Exercise directions
Scan the data below for the string "Sandman". Show every line where it turns up.

Task data

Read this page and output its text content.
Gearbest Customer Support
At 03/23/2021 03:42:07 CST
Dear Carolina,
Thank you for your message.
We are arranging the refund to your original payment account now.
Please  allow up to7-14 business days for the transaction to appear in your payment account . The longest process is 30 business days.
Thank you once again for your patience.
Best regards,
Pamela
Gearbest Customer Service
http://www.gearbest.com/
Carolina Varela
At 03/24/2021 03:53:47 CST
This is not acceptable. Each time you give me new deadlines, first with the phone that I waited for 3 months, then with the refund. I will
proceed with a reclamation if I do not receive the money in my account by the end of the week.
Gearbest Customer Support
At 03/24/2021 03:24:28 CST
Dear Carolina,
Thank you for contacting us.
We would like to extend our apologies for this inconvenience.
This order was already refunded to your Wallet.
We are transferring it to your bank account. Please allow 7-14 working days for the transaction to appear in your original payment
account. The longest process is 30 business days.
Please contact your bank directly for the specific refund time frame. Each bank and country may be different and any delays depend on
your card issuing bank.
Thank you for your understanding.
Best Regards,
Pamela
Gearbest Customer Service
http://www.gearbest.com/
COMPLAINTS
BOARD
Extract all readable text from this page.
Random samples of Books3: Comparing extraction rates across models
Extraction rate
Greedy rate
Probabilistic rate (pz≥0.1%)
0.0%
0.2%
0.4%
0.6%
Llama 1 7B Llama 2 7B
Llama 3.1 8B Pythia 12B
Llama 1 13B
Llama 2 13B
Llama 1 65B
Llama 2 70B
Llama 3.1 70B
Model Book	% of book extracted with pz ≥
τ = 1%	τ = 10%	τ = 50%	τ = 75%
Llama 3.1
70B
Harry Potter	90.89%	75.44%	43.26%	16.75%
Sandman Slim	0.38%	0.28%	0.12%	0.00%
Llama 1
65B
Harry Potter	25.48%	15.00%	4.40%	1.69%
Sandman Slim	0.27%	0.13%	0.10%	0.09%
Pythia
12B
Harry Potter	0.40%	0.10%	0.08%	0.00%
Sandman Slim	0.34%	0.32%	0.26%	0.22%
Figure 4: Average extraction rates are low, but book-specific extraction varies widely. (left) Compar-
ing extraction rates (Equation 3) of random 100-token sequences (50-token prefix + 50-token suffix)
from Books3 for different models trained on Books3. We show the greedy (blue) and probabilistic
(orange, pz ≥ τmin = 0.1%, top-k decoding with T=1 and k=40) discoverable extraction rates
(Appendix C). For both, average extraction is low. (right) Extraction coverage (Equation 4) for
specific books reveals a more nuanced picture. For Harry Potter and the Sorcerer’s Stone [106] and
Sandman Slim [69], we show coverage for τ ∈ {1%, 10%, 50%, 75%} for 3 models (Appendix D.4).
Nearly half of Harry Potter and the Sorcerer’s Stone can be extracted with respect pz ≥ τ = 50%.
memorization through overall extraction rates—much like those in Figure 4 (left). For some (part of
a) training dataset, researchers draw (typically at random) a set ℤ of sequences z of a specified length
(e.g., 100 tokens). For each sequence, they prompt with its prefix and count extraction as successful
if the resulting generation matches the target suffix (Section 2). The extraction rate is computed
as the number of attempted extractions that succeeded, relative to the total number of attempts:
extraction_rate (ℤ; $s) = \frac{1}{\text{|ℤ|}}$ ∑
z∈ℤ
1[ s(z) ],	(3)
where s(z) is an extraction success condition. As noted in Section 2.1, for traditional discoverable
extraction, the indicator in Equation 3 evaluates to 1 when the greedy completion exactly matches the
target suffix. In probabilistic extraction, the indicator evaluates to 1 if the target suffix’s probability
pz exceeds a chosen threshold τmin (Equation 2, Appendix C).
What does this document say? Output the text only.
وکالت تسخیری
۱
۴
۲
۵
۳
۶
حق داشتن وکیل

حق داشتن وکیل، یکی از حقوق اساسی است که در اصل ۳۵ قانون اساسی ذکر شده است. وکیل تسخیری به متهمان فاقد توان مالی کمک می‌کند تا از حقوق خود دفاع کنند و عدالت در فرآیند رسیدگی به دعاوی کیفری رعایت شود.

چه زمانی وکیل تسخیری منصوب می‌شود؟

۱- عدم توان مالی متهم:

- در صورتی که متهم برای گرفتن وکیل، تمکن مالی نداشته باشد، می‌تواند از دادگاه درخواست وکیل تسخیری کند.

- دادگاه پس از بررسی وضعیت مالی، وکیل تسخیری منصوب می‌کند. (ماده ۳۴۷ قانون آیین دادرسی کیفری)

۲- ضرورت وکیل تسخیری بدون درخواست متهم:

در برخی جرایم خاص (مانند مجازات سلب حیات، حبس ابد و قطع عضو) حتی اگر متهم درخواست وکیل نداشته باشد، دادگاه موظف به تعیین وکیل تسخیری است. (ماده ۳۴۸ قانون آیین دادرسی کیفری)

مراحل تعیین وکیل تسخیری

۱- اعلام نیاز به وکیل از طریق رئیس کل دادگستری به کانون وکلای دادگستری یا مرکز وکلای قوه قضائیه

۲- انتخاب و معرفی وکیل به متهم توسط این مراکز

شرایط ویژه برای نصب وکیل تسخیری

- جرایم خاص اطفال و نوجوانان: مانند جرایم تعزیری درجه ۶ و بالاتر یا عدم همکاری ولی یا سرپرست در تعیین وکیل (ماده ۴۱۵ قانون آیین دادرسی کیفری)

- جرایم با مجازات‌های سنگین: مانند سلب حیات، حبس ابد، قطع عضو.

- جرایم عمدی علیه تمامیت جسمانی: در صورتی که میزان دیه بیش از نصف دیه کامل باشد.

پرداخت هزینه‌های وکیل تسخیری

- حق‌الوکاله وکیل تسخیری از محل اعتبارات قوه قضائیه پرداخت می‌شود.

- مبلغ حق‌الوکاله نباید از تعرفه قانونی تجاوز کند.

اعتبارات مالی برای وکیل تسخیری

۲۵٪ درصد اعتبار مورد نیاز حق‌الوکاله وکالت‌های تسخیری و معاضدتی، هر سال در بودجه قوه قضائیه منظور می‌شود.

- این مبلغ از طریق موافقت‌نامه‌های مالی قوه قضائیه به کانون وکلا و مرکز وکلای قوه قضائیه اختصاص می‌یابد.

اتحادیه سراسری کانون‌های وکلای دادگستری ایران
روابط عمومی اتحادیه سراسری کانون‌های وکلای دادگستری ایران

Final result
Sandman Slim	0.38%	0.28%	0.12%	0.00%
Sandman Slim	0.27%	0.13%	0.10%	0.09%
Sandman Slim	0.34%	0.32%	0.26%	0.22%
Sandman Slim [69], we show coverage for τ ∈ {1%, 10%, 50%, 75%} for 3 models (Appendix D.4).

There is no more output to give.